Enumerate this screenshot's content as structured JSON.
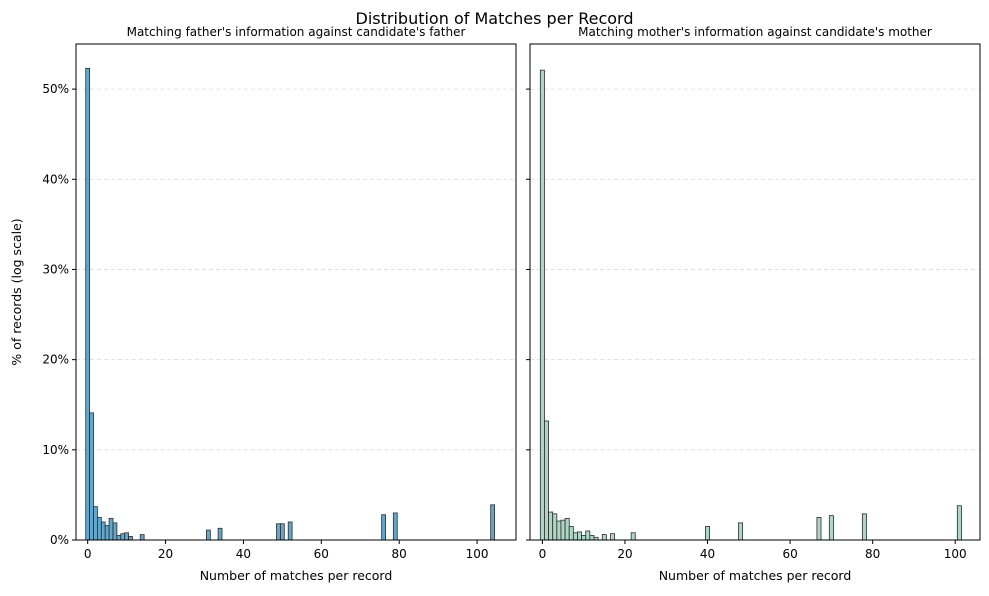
{
  "figure": {
    "suptitle": "Distribution of Matches per Record"
  },
  "chart_data": [
    {
      "type": "bar",
      "title": "Matching father's information against candidate's father",
      "xlabel": "Number of matches per record",
      "ylabel": "% of records (log scale)",
      "xlim": [
        -3,
        110
      ],
      "ylim": [
        0,
        55
      ],
      "xticks": [
        0,
        20,
        40,
        60,
        80,
        100
      ],
      "yticks": [
        0,
        10,
        20,
        30,
        40,
        50
      ],
      "ytick_format": "percent",
      "grid": "y dashed",
      "bar_width": 1,
      "color": "#5ba3c9",
      "x": [
        0,
        1,
        2,
        3,
        4,
        5,
        6,
        7,
        8,
        9,
        10,
        11,
        14,
        31,
        34,
        49,
        50,
        52,
        76,
        79,
        104
      ],
      "values": [
        52.3,
        14.1,
        3.7,
        2.5,
        2.0,
        1.6,
        2.4,
        1.9,
        0.5,
        0.7,
        0.8,
        0.4,
        0.6,
        1.1,
        1.3,
        1.8,
        1.8,
        2.0,
        2.8,
        3.0,
        3.9
      ]
    },
    {
      "type": "bar",
      "title": "Matching mother's information against candidate's mother",
      "xlabel": "Number of matches per record",
      "ylabel": "",
      "xlim": [
        -3,
        106
      ],
      "ylim": [
        0,
        55
      ],
      "xticks": [
        0,
        20,
        40,
        60,
        80,
        100
      ],
      "yticks": [
        0,
        10,
        20,
        30,
        40,
        50
      ],
      "ytick_format": "percent",
      "grid": "y dashed",
      "bar_width": 1,
      "color": "#a8d5c4",
      "x": [
        0,
        1,
        2,
        3,
        4,
        5,
        6,
        7,
        8,
        9,
        10,
        11,
        12,
        13,
        15,
        17,
        22,
        40,
        48,
        67,
        70,
        78,
        101
      ],
      "values": [
        52.1,
        13.2,
        3.1,
        2.9,
        2.1,
        2.2,
        2.4,
        1.5,
        0.8,
        0.9,
        0.5,
        1.0,
        0.5,
        0.3,
        0.6,
        0.7,
        0.8,
        1.5,
        1.9,
        2.5,
        2.7,
        2.9,
        3.8
      ]
    }
  ]
}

_Directions for this task_
Your copy should hold every record word for word and none of the pictures.

_Solved problem_
Enumerate this screenshot's content as structured JSON.
{
  "figure": {
    "suptitle": "Distribution of Matches per Record"
  },
  "chart_data": [
    {
      "type": "bar",
      "title": "Matching father's information against candidate's father",
      "xlabel": "Number of matches per record",
      "ylabel": "% of records (log scale)",
      "xlim": [
        -3,
        110
      ],
      "ylim": [
        0,
        55
      ],
      "xticks": [
        0,
        20,
        40,
        60,
        80,
        100
      ],
      "yticks": [
        0,
        10,
        20,
        30,
        40,
        50
      ],
      "ytick_format": "percent",
      "grid": "y dashed",
      "bar_width": 1,
      "color": "#5ba3c9",
      "x": [
        0,
        1,
        2,
        3,
        4,
        5,
        6,
        7,
        8,
        9,
        10,
        11,
        14,
        31,
        34,
        49,
        50,
        52,
        76,
        79,
        104
      ],
      "values": [
        52.3,
        14.1,
        3.7,
        2.5,
        2.0,
        1.6,
        2.4,
        1.9,
        0.5,
        0.7,
        0.8,
        0.4,
        0.6,
        1.1,
        1.3,
        1.8,
        1.8,
        2.0,
        2.8,
        3.0,
        3.9
      ]
    },
    {
      "type": "bar",
      "title": "Matching mother's information against candidate's mother",
      "xlabel": "Number of matches per record",
      "ylabel": "",
      "xlim": [
        -3,
        106
      ],
      "ylim": [
        0,
        55
      ],
      "xticks": [
        0,
        20,
        40,
        60,
        80,
        100
      ],
      "yticks": [
        0,
        10,
        20,
        30,
        40,
        50
      ],
      "ytick_format": "percent",
      "grid": "y dashed",
      "bar_width": 1,
      "color": "#a8d5c4",
      "x": [
        0,
        1,
        2,
        3,
        4,
        5,
        6,
        7,
        8,
        9,
        10,
        11,
        12,
        13,
        15,
        17,
        22,
        40,
        48,
        67,
        70,
        78,
        101
      ],
      "values": [
        52.1,
        13.2,
        3.1,
        2.9,
        2.1,
        2.2,
        2.4,
        1.5,
        0.8,
        0.9,
        0.5,
        1.0,
        0.5,
        0.3,
        0.6,
        0.7,
        0.8,
        1.5,
        1.9,
        2.5,
        2.7,
        2.9,
        3.8
      ]
    }
  ]
}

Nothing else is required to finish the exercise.